(Source data)
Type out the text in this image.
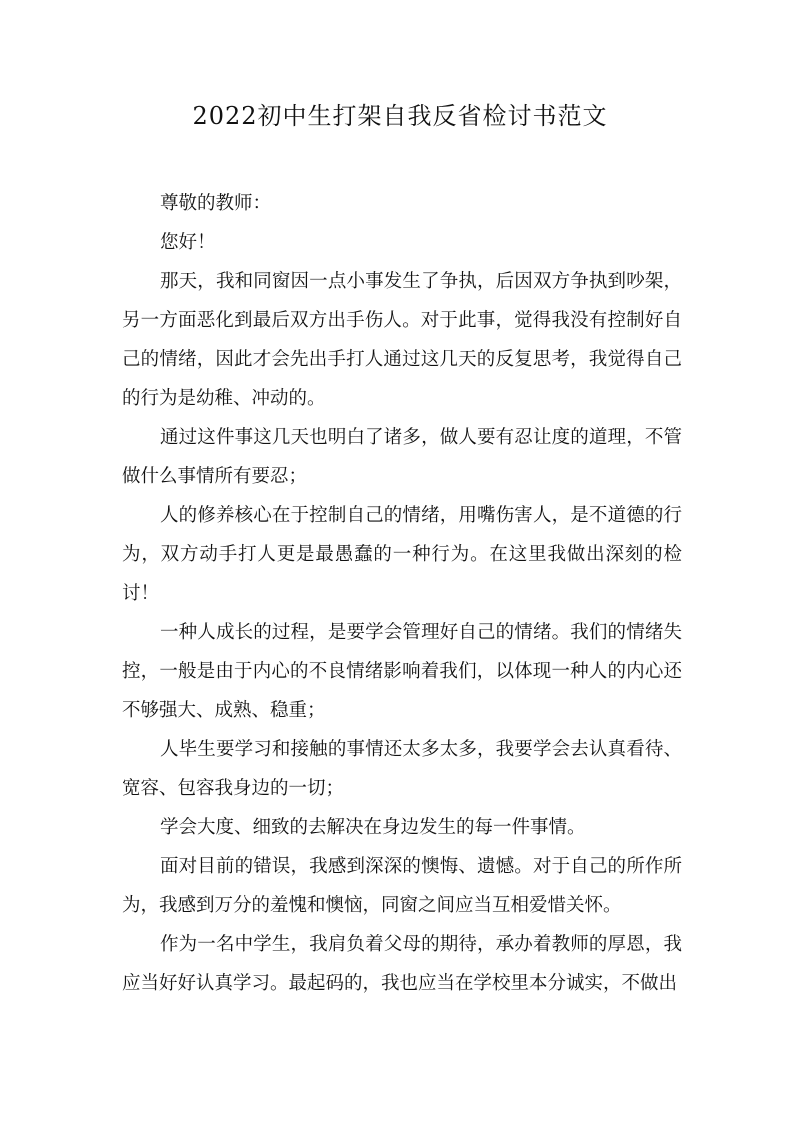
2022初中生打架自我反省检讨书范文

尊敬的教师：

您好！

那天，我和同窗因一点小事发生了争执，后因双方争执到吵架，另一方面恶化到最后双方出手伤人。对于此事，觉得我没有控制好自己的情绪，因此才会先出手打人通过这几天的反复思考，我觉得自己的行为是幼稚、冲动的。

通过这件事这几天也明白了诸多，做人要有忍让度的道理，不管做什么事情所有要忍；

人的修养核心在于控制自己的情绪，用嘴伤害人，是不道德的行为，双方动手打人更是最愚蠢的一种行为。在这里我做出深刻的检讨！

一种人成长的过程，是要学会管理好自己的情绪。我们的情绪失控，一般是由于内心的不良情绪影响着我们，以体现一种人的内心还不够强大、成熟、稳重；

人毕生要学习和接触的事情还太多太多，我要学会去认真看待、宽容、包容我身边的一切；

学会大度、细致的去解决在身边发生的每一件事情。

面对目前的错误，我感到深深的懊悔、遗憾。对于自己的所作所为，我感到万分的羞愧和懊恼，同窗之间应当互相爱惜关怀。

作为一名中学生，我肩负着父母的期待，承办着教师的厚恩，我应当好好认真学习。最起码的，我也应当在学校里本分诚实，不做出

--

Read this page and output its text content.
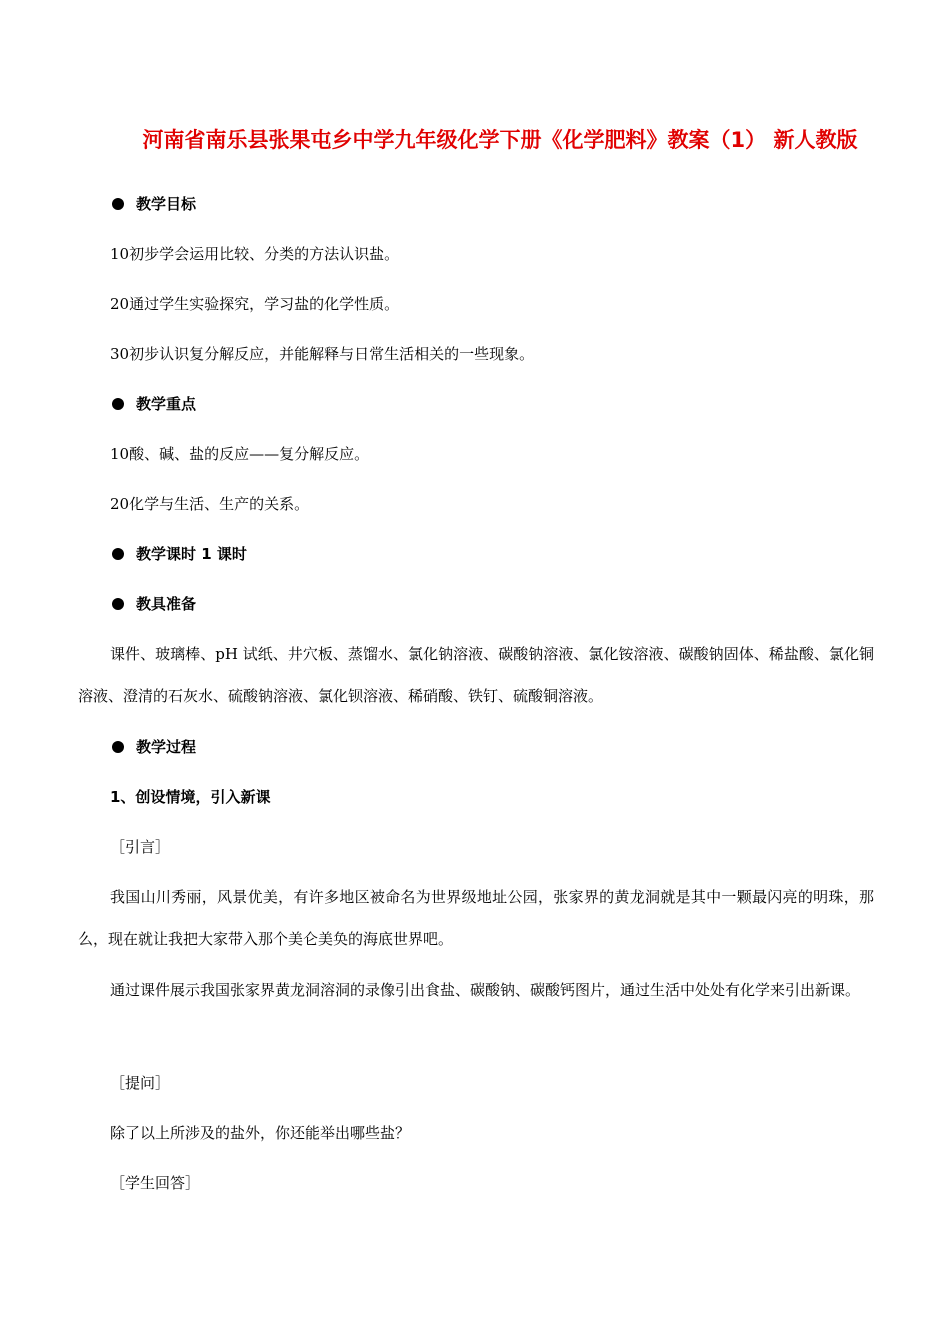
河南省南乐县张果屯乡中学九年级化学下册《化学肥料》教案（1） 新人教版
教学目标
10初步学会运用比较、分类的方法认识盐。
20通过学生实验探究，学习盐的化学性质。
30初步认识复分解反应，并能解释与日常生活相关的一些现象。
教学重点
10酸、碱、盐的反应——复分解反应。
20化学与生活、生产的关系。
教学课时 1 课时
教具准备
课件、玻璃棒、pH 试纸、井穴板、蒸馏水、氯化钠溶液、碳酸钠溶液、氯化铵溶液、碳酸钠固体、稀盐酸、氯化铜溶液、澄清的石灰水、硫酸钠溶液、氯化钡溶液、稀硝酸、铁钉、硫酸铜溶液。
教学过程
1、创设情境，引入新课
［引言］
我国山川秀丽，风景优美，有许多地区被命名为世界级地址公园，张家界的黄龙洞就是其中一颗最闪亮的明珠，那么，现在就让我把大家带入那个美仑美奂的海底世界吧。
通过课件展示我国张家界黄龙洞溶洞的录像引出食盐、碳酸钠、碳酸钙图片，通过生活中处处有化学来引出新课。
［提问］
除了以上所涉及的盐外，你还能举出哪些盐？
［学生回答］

...

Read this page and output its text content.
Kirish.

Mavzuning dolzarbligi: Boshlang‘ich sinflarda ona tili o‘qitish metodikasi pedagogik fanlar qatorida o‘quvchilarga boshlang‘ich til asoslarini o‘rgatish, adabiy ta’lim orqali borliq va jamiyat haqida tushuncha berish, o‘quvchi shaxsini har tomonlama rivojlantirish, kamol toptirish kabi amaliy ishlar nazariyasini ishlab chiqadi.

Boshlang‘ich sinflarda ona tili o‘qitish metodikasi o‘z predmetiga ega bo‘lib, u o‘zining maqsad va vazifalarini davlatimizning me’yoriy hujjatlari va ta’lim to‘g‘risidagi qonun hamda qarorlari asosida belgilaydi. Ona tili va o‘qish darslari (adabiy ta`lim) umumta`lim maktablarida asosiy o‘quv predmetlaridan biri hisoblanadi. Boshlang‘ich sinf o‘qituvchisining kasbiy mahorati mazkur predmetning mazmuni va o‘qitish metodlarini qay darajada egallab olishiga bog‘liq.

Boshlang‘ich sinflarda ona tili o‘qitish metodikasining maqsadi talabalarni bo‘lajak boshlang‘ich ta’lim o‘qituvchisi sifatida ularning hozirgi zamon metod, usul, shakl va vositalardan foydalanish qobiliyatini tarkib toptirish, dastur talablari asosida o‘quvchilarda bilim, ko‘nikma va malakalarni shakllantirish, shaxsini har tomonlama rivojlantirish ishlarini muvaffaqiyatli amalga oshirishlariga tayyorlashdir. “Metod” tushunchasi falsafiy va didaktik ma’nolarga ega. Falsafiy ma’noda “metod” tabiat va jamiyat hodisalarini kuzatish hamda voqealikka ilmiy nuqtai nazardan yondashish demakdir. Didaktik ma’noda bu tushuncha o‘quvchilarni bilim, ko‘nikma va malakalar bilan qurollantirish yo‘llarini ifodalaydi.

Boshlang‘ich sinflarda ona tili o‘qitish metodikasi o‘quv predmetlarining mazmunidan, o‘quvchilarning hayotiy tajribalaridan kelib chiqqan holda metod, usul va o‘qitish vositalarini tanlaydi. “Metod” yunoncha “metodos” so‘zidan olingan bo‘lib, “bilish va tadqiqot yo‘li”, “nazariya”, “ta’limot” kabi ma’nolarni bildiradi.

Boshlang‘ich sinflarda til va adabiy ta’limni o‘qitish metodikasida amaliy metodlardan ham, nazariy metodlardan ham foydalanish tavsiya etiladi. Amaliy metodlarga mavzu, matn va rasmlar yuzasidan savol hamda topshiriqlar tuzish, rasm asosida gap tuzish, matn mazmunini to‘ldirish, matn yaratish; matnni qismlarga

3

To be done :: Show every line in the entries where the string "foydalanish" occurs.

Output of the task ::
Boshlang‘ich sinflarda ona tili o‘qitish metodikasining maqsadi talabalarni bo‘lajak boshlang‘ich ta’lim o‘qituvchisi sifatida ularning hozirgi zamon metod, usul, shakl va vositalardan foydalanish qobiliyatini tarkib toptirish, dastur talablari asosida o‘quvchilarda bilim, ko‘nikma va malakalarni shakllantirish, shaxsini har tomonlama rivojlantirish ishlarini muvaffaqiyatli amalga oshirishlariga tayyorlashdir. “Metod” tushunchasi falsafiy va didaktik ma’nolarga ega. Falsafiy ma’noda “metod” tabiat va jamiyat hodisalarini kuzatish hamda voqealikka ilmiy nuqtai nazardan yondashish demakdir. Didaktik ma’noda bu tushuncha o‘quvchilarni bilim, ko‘nikma va malakalar bilan qurollantirish yo‘llarini ifodalaydi.
Boshlang‘ich sinflarda til va adabiy ta’limni o‘qitish metodikasida amaliy metodlardan ham, nazariy metodlardan ham foydalanish tavsiya etiladi. Amaliy metodlarga mavzu, matn va rasmlar yuzasidan savol hamda topshiriqlar tuzish, rasm asosida gap tuzish, matn mazmunini to‘ldirish, matn yaratish; matnni qismlarga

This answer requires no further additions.